Given task:
Write out the entire listing below exactly as it appears, minus any pictures.

Data entries
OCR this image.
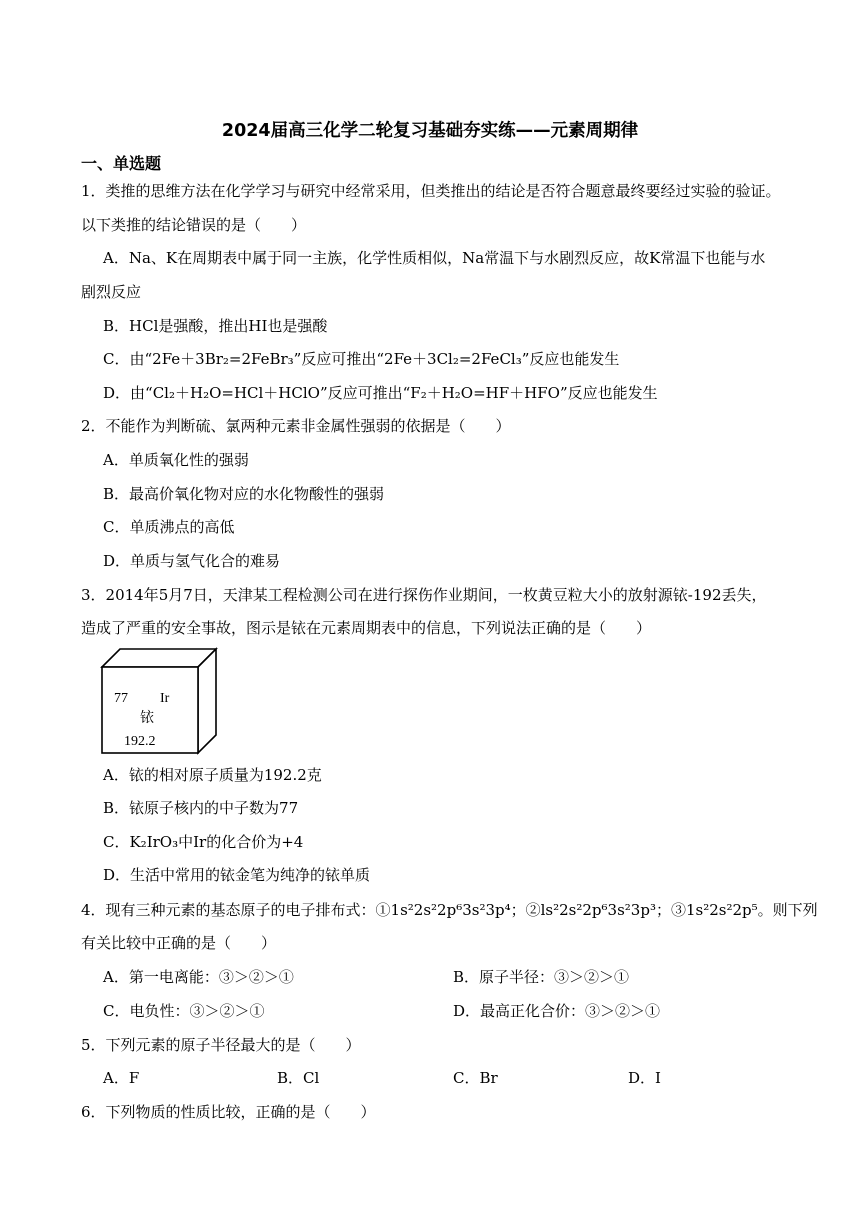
2024届高三化学二轮复习基础夯实练——元素周期律
一、单选题
1．类推的思维方法在化学学习与研究中经常采用，但类推出的结论是否符合题意最终要经过实验的验证。
以下类推的结论错误的是（　　）
A．Na、K在周期表中属于同一主族，化学性质相似，Na常温下与水剧烈反应，故K常温下也能与水
剧烈反应
B．HCl是强酸，推出HI也是强酸
C．由“2Fe＋3Br₂=2FeBr₃”反应可推出“2Fe＋3Cl₂=2FeCl₃”反应也能发生
D．由“Cl₂＋H₂O=HCl＋HClO”反应可推出“F₂＋H₂O=HF＋HFO”反应也能发生
2．不能作为判断硫、氯两种元素非金属性强弱的依据是（　　）
A．单质氧化性的强弱
B．最高价氧化物对应的水化物酸性的强弱
C．单质沸点的高低
D．单质与氢气化合的难易
3．2014年5月7日，天津某工程检测公司在进行探伤作业期间，一枚黄豆粒大小的放射源铱-192丢失，
造成了严重的安全事故，图示是铱在元素周期表中的信息，下列说法正确的是（　　）
77 Ir
铱
192.2
A．铱的相对原子质量为192.2克
B．铱原子核内的中子数为77
C．K₂IrO₃中Ir的化合价为+4
D．生活中常用的铱金笔为纯净的铱单质
4．现有三种元素的基态原子的电子排布式：①1s²2s²2p⁶3s²3p⁴；②ls²2s²2p⁶3s²3p³；③1s²2s²2p⁵。则下列
有关比较中正确的是（　　）
A．第一电离能：③＞②＞①	B．原子半径：③＞②＞①
C．电负性：③＞②＞①	D．最高正化合价：③＞②＞①
5．下列元素的原子半径最大的是（　　）
A．F	B．Cl	C．Br	D．I
6．下列物质的性质比较，正确的是（　　）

Response to this exercise:
OCR this image.
2024届高三化学二轮复习基础夯实练——元素周期律
一、单选题
1．类推的思维方法在化学学习与研究中经常采用，但类推出的结论是否符合题意最终要经过实验的验证。
以下类推的结论错误的是（　　）
A．Na、K在周期表中属于同一主族，化学性质相似，Na常温下与水剧烈反应，故K常温下也能与水
剧烈反应
B．HCl是强酸，推出HI也是强酸
C．由“2Fe＋3Br₂=2FeBr₃”反应可推出“2Fe＋3Cl₂=2FeCl₃”反应也能发生
D．由“Cl₂＋H₂O=HCl＋HClO”反应可推出“F₂＋H₂O=HF＋HFO”反应也能发生
2．不能作为判断硫、氯两种元素非金属性强弱的依据是（　　）
A．单质氧化性的强弱
B．最高价氧化物对应的水化物酸性的强弱
C．单质沸点的高低
D．单质与氢气化合的难易
3．2014年5月7日，天津某工程检测公司在进行探伤作业期间，一枚黄豆粒大小的放射源铱-192丢失，
造成了严重的安全事故，图示是铱在元素周期表中的信息，下列说法正确的是（　　）
77 Ir
铱
192.2
A．铱的相对原子质量为192.2克
B．铱原子核内的中子数为77
C．K₂IrO₃中Ir的化合价为+4
D．生活中常用的铱金笔为纯净的铱单质
4．现有三种元素的基态原子的电子排布式：①1s²2s²2p⁶3s²3p⁴；②ls²2s²2p⁶3s²3p³；③1s²2s²2p⁵。则下列
有关比较中正确的是（　　）
A．第一电离能：③＞②＞①	B．原子半径：③＞②＞①
C．电负性：③＞②＞①	D．最高正化合价：③＞②＞①
5．下列元素的原子半径最大的是（　　）
A．F	B．Cl	C．Br	D．I
6．下列物质的性质比较，正确的是（　　）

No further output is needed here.